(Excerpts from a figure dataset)

====================

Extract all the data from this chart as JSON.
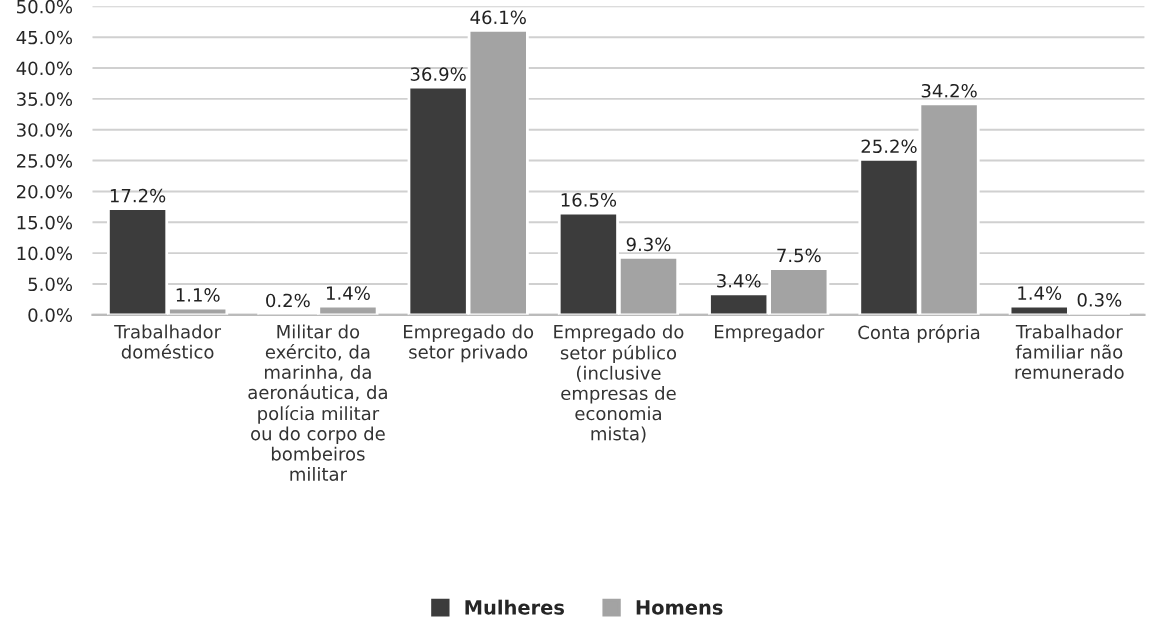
{
  "chart_data": {
    "type": "bar",
    "categories": [
      "Trabalhador\ndoméstico",
      "Militar do\nexército, da\nmarinha, da\naeronáutica, da\npolícia militar\nou do corpo de\nbombeiros\nmilitar",
      "Empregado do\nsetor privado",
      "Empregado do\nsetor público\n(inclusive\nempresas de\neconomia\nmista)",
      "Empregador",
      "Conta própria",
      "Trabalhador\nfamiliar não\nremunerado"
    ],
    "series": [
      {
        "name": "Mulheres",
        "color": "#3c3c3c",
        "values": [
          17.2,
          0.2,
          36.9,
          16.5,
          3.4,
          25.2,
          1.4
        ],
        "value_labels": [
          "17.2%",
          "0.2%",
          "36.9%",
          "16.5%",
          "3.4%",
          "25.2%",
          "1.4%"
        ]
      },
      {
        "name": "Homens",
        "color": "#a3a3a3",
        "values": [
          1.1,
          1.4,
          46.1,
          9.3,
          7.5,
          34.2,
          0.3
        ],
        "value_labels": [
          "1.1%",
          "1.4%",
          "46.1%",
          "9.3%",
          "7.5%",
          "34.2%",
          "0.3%"
        ]
      }
    ],
    "ylim": [
      0,
      50
    ],
    "yticks": [
      {
        "value": 0,
        "label": "0.0%"
      },
      {
        "value": 5,
        "label": "5.0%"
      },
      {
        "value": 10,
        "label": "10.0%"
      },
      {
        "value": 15,
        "label": "15.0%"
      },
      {
        "value": 20,
        "label": "20.0%"
      },
      {
        "value": 25,
        "label": "25.0%"
      },
      {
        "value": 30,
        "label": "30.0%"
      },
      {
        "value": 35,
        "label": "35.0%"
      },
      {
        "value": 40,
        "label": "40.0%"
      },
      {
        "value": 45,
        "label": "45.0%"
      },
      {
        "value": 50,
        "label": "50.0%"
      }
    ],
    "grid": "y",
    "legend": "bottom"
  }
}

====================

Stated task
Copy the data character for character, but drop all pictures from the copy.

Answer
Extract all the data from this chart as JSON.
{
  "chart_data": {
    "type": "bar",
    "categories": [
      "Trabalhador\ndoméstico",
      "Militar do\nexército, da\nmarinha, da\naeronáutica, da\npolícia militar\nou do corpo de\nbombeiros\nmilitar",
      "Empregado do\nsetor privado",
      "Empregado do\nsetor público\n(inclusive\nempresas de\neconomia\nmista)",
      "Empregador",
      "Conta própria",
      "Trabalhador\nfamiliar não\nremunerado"
    ],
    "series": [
      {
        "name": "Mulheres",
        "color": "#3c3c3c",
        "values": [
          17.2,
          0.2,
          36.9,
          16.5,
          3.4,
          25.2,
          1.4
        ],
        "value_labels": [
          "17.2%",
          "0.2%",
          "36.9%",
          "16.5%",
          "3.4%",
          "25.2%",
          "1.4%"
        ]
      },
      {
        "name": "Homens",
        "color": "#a3a3a3",
        "values": [
          1.1,
          1.4,
          46.1,
          9.3,
          7.5,
          34.2,
          0.3
        ],
        "value_labels": [
          "1.1%",
          "1.4%",
          "46.1%",
          "9.3%",
          "7.5%",
          "34.2%",
          "0.3%"
        ]
      }
    ],
    "ylim": [
      0,
      50
    ],
    "yticks": [
      {
        "value": 0,
        "label": "0.0%"
      },
      {
        "value": 5,
        "label": "5.0%"
      },
      {
        "value": 10,
        "label": "10.0%"
      },
      {
        "value": 15,
        "label": "15.0%"
      },
      {
        "value": 20,
        "label": "20.0%"
      },
      {
        "value": 25,
        "label": "25.0%"
      },
      {
        "value": 30,
        "label": "30.0%"
      },
      {
        "value": 35,
        "label": "35.0%"
      },
      {
        "value": 40,
        "label": "40.0%"
      },
      {
        "value": 45,
        "label": "45.0%"
      },
      {
        "value": 50,
        "label": "50.0%"
      }
    ],
    "grid": "y",
    "legend": "bottom"
  }
}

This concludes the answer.